%%

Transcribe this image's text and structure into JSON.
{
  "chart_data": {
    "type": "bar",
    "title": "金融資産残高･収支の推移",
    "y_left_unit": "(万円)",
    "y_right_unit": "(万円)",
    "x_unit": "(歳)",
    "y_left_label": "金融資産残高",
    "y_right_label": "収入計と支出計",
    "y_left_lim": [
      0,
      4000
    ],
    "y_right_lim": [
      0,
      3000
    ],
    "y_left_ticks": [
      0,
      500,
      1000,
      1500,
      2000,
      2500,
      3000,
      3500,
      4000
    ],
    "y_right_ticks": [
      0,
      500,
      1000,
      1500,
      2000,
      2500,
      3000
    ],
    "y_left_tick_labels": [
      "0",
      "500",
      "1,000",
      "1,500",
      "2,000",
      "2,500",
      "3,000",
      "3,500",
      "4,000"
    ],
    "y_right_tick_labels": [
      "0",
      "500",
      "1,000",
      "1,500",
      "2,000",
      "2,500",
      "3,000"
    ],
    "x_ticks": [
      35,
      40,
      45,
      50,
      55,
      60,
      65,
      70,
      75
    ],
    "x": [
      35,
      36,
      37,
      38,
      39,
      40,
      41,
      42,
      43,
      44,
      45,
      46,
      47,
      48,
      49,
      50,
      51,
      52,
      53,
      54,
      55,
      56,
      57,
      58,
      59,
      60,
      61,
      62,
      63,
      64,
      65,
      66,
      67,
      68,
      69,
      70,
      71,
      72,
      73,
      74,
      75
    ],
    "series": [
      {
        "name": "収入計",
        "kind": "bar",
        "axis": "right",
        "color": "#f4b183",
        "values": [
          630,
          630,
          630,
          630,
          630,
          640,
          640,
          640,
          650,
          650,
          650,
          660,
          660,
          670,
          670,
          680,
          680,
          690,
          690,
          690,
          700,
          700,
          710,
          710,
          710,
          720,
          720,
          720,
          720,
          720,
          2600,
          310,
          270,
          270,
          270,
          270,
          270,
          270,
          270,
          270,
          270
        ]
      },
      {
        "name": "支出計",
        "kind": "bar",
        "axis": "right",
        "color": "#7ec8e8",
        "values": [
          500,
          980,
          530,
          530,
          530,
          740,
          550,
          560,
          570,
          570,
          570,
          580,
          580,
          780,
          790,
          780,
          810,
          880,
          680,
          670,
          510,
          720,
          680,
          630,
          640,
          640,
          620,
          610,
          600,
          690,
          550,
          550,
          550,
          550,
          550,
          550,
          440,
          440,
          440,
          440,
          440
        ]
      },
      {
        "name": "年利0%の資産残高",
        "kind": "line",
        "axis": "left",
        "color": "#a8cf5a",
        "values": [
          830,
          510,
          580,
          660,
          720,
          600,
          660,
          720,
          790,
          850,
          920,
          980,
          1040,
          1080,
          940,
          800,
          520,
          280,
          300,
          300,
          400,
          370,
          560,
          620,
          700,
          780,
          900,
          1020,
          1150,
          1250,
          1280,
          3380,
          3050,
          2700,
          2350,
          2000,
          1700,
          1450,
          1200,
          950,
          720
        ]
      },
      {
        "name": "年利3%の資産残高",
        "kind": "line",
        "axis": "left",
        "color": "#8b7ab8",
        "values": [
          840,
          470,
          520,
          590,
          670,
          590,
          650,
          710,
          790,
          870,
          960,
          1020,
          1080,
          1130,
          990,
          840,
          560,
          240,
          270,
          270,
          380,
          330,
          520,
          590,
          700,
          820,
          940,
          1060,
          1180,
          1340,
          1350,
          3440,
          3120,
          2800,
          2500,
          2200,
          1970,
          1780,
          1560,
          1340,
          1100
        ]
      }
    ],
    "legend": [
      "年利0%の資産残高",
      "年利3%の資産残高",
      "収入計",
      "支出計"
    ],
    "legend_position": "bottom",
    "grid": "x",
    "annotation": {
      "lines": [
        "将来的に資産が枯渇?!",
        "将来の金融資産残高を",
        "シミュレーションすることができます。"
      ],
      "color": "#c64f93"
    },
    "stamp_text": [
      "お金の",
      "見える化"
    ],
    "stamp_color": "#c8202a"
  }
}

%%

● BRIEF
Copy out every line in the entries above that holds "の資産残高".

● SOLUTION TO THE EXERCISE
        "name": "年利0%の資産残高",
        "name": "年利3%の資産残高",
      "年利0%の資産残高",
      "年利3%の資産残高",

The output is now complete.